— START OF Data for this exercise —

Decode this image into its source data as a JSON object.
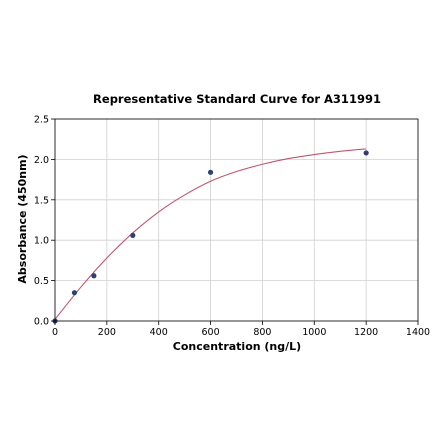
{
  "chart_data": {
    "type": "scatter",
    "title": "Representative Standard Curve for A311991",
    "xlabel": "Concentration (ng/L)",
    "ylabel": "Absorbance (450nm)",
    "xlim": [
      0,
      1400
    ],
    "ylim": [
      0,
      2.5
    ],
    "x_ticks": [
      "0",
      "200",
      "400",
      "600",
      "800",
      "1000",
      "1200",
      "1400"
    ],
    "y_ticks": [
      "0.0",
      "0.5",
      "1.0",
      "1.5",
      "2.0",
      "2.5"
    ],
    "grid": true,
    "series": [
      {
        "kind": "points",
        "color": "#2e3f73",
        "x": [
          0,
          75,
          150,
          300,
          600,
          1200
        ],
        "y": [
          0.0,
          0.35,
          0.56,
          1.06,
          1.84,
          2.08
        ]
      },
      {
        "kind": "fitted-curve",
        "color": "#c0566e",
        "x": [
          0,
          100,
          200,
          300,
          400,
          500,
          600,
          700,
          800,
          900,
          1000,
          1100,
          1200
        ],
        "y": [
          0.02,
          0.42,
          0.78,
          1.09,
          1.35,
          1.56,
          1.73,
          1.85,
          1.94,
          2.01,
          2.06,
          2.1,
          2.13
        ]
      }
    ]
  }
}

— END OF Data for this exercise —
— START OF Data for this exercise —

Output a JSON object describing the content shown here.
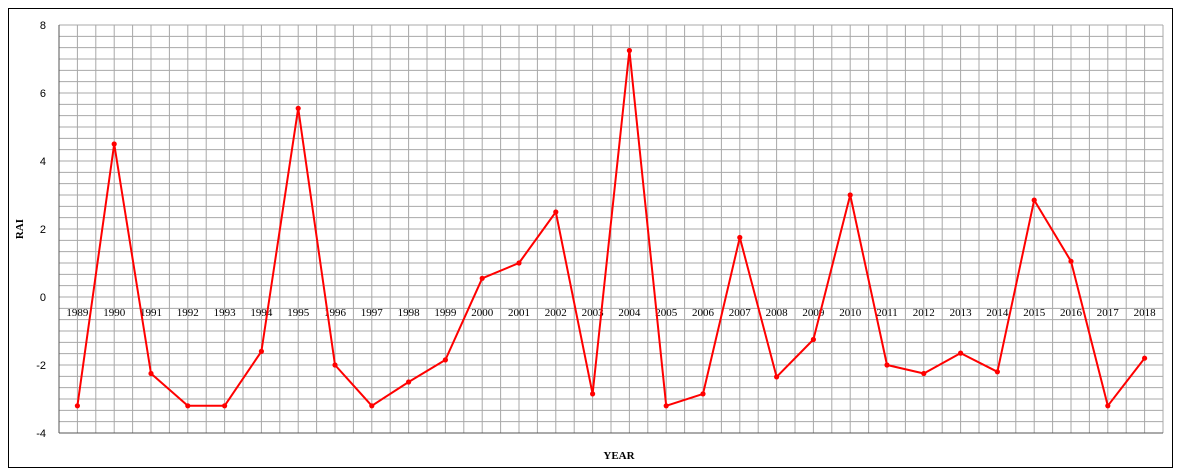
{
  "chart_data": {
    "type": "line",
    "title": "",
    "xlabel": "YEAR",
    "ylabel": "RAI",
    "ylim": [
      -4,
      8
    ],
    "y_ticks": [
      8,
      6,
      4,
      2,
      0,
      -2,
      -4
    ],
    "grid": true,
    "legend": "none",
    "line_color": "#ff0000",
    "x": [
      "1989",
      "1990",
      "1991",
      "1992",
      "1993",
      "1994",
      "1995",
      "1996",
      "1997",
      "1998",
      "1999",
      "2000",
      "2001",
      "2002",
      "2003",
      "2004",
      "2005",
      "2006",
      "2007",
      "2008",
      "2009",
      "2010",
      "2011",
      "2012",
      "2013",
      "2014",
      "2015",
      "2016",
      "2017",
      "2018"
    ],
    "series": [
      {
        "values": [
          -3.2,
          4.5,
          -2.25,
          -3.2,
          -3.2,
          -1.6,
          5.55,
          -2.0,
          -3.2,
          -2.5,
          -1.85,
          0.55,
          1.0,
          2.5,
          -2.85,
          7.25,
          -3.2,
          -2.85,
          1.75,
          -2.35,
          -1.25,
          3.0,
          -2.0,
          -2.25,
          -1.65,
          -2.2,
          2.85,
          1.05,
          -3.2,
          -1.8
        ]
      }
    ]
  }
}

— END OF Data for this exercise —
— START OF Data for this exercise —

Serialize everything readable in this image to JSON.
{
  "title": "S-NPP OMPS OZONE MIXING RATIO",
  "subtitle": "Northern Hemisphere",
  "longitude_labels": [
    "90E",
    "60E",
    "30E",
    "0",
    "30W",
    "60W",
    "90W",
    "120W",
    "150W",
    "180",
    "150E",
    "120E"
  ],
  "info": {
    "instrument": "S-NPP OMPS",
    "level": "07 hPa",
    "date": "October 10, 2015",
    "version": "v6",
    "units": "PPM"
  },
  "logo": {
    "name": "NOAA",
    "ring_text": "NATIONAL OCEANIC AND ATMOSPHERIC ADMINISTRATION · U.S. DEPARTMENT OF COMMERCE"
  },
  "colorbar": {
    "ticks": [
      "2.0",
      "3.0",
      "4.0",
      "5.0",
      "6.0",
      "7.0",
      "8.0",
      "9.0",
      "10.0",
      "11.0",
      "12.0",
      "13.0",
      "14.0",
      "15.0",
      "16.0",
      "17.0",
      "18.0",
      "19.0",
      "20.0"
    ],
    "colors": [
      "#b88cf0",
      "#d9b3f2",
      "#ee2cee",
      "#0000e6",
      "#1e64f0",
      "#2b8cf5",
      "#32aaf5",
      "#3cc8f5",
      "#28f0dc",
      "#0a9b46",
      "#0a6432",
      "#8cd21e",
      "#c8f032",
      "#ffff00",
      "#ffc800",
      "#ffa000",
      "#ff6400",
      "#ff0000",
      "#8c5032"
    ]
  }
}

— END OF Data for this exercise —

### [Objective]
In how many lines does the word "OMPS" appear? Respond with the number alone.

### [Solution below]
2